◆ Task directions
Look through the material below, count the lines containing the word "Embakasi", and state only the count.

Stored items from a collection
........

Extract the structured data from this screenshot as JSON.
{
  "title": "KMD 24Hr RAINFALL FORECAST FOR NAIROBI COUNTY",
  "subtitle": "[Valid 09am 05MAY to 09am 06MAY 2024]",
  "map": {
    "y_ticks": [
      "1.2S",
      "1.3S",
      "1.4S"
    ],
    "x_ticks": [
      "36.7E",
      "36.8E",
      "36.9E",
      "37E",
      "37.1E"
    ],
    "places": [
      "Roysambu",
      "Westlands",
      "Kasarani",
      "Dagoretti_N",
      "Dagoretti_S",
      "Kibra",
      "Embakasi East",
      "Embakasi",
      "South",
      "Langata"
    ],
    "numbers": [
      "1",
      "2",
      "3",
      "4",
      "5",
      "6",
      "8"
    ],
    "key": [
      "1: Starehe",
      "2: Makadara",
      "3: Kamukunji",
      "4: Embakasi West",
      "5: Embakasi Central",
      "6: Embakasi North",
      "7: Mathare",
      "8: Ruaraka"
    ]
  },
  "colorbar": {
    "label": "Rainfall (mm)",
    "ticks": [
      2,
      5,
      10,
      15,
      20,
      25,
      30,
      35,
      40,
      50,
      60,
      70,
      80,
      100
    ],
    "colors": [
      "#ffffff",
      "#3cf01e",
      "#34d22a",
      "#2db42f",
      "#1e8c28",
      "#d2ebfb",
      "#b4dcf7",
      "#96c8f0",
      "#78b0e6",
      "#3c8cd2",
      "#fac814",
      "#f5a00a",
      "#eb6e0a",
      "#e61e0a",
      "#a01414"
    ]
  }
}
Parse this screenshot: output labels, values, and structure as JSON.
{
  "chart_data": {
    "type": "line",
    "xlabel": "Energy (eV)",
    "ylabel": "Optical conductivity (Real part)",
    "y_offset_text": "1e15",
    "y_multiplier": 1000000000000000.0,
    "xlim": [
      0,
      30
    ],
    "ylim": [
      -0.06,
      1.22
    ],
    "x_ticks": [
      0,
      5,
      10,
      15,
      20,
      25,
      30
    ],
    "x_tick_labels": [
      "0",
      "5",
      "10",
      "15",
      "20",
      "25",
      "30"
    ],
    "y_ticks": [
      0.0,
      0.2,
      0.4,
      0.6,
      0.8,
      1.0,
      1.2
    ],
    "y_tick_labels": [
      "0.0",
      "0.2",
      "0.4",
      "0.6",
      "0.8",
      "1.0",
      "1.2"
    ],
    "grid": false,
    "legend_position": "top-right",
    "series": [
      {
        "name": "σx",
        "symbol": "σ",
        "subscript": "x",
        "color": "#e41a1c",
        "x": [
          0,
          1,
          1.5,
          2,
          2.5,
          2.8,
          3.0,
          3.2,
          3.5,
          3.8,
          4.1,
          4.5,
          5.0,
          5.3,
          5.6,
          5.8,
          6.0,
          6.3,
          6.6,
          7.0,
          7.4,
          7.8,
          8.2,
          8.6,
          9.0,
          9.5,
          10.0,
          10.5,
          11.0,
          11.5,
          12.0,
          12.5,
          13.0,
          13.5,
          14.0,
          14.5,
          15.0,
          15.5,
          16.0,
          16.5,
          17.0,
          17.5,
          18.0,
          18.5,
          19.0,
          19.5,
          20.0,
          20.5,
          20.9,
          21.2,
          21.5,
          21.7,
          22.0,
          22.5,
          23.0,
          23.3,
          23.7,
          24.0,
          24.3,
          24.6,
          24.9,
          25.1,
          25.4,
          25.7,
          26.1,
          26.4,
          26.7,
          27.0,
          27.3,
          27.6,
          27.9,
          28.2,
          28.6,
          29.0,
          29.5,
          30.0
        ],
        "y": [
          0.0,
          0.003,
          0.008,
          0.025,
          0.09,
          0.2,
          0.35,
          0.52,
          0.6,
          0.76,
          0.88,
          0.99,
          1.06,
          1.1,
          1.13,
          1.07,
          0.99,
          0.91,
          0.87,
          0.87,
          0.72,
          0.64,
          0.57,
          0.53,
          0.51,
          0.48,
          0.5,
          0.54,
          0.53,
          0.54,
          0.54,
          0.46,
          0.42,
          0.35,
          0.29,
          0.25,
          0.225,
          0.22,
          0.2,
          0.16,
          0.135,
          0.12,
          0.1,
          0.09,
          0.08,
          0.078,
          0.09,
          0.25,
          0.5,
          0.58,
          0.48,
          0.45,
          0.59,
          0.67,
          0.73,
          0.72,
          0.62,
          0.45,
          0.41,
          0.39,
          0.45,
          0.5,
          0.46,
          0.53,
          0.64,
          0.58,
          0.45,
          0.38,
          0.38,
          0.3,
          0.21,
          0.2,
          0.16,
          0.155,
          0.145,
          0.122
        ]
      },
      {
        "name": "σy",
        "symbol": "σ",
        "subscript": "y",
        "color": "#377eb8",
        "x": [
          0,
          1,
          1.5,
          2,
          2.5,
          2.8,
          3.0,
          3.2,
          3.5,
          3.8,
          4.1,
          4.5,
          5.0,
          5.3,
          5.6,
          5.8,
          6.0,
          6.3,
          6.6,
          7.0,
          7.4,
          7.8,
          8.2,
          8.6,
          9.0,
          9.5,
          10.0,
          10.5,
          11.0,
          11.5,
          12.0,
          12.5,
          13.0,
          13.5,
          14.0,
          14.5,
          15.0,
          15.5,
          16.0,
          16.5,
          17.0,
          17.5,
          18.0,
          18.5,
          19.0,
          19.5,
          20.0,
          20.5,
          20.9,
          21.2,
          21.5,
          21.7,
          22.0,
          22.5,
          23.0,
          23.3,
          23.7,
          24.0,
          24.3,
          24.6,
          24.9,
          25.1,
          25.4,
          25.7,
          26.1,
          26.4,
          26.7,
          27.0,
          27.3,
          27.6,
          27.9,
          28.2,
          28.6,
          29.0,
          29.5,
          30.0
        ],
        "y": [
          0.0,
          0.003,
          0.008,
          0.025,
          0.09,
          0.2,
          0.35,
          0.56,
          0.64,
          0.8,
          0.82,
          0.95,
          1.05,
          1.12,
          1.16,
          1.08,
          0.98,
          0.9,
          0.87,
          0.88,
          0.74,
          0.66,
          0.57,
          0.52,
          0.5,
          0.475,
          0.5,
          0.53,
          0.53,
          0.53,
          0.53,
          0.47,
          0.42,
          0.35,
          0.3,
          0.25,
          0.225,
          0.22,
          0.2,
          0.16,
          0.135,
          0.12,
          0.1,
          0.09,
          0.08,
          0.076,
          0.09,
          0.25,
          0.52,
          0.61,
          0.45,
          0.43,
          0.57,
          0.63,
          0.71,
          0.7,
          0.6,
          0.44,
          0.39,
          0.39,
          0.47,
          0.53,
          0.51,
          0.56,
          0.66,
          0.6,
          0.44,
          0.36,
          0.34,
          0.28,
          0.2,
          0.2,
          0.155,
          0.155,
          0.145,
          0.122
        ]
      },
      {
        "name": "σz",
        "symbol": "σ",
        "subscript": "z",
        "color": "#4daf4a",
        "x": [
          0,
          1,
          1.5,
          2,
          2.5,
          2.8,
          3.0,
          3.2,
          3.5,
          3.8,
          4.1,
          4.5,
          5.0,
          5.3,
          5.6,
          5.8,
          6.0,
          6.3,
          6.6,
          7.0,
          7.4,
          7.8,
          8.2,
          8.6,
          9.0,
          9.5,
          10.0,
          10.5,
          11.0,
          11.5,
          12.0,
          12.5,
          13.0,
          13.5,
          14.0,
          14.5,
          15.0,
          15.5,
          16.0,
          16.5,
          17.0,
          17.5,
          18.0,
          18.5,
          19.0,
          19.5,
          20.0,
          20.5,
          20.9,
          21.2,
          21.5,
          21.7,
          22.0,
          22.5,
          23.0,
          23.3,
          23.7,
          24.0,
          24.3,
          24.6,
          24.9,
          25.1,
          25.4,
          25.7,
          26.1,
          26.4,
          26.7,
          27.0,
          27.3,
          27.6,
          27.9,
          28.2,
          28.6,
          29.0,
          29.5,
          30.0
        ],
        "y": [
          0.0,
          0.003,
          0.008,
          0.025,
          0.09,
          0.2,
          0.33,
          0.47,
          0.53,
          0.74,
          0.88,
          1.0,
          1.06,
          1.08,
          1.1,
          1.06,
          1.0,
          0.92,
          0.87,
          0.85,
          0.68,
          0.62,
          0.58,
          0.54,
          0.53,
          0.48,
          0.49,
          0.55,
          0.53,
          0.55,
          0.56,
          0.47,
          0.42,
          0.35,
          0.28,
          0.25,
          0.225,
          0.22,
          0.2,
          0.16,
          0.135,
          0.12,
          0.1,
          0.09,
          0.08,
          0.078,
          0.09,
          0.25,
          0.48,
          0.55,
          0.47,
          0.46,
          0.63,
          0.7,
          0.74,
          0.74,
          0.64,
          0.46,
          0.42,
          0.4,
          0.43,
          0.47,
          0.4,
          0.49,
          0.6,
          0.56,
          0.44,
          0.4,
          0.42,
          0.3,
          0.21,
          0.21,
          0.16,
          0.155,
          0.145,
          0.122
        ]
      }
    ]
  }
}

........

◆ Response to the exercise
5